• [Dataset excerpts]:
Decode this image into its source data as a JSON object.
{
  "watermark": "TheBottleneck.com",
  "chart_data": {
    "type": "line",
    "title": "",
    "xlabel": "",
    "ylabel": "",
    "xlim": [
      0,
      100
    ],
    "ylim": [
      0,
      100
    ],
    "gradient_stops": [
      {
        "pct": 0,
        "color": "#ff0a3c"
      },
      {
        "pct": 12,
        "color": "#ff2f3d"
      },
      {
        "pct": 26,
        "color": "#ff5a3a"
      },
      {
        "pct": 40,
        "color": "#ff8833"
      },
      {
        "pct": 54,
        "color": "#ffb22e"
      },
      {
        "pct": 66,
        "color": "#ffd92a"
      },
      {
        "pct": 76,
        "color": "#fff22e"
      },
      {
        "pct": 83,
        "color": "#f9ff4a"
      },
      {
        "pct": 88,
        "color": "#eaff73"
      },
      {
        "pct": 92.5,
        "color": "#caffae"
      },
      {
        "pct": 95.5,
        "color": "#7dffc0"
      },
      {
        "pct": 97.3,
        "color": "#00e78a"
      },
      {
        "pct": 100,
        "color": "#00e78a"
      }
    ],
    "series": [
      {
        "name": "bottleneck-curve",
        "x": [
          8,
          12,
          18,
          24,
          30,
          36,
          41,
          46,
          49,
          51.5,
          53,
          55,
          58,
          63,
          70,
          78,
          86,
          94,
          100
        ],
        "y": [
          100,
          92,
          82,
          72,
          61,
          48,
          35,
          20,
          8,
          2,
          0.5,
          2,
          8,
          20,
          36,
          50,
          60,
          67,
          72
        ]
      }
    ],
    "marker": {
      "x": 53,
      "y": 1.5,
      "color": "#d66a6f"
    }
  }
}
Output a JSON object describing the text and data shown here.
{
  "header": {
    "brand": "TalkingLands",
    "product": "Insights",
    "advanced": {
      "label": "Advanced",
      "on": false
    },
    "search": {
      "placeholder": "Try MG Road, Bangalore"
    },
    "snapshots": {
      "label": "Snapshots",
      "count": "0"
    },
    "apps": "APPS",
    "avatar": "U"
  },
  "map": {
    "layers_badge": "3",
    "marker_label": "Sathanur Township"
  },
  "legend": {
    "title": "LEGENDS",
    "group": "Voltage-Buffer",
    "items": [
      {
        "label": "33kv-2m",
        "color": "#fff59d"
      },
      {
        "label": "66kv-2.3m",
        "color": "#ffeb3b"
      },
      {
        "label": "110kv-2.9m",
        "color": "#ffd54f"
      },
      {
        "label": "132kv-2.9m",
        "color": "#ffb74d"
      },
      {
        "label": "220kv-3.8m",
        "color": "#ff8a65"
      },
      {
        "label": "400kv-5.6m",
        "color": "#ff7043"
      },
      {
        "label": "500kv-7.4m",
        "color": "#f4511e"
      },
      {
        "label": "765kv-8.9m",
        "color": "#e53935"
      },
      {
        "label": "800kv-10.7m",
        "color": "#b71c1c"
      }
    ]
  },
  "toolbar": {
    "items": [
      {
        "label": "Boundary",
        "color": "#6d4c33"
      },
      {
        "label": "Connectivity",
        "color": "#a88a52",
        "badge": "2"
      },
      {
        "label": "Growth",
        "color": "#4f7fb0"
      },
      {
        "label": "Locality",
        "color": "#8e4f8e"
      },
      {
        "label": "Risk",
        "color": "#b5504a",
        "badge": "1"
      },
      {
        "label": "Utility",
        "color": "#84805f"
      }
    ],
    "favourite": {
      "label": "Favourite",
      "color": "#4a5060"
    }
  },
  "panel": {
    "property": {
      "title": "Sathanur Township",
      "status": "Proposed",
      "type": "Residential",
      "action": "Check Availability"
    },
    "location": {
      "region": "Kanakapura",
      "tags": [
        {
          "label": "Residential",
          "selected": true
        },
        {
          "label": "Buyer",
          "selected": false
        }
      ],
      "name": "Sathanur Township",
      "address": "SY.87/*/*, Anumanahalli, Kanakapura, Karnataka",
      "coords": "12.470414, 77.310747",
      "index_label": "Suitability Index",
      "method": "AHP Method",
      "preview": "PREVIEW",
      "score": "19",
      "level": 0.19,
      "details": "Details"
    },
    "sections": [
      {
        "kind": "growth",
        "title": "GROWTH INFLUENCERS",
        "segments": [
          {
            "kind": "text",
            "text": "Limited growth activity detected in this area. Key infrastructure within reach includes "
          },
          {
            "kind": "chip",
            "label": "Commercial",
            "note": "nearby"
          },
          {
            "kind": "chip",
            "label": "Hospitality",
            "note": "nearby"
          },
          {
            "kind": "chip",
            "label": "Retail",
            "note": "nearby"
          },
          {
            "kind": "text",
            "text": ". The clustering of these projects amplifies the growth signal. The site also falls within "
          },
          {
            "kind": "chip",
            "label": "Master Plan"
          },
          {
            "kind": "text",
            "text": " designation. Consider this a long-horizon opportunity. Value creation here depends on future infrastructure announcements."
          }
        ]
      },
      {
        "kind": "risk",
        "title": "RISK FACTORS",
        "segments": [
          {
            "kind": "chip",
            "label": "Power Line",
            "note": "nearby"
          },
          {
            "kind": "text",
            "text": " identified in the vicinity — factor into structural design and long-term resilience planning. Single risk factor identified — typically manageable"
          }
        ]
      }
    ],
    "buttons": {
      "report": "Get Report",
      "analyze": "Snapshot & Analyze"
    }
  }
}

• [What is asked]: Find every line containing the word "name", then give the total and nothing more.

• [Solution]: 2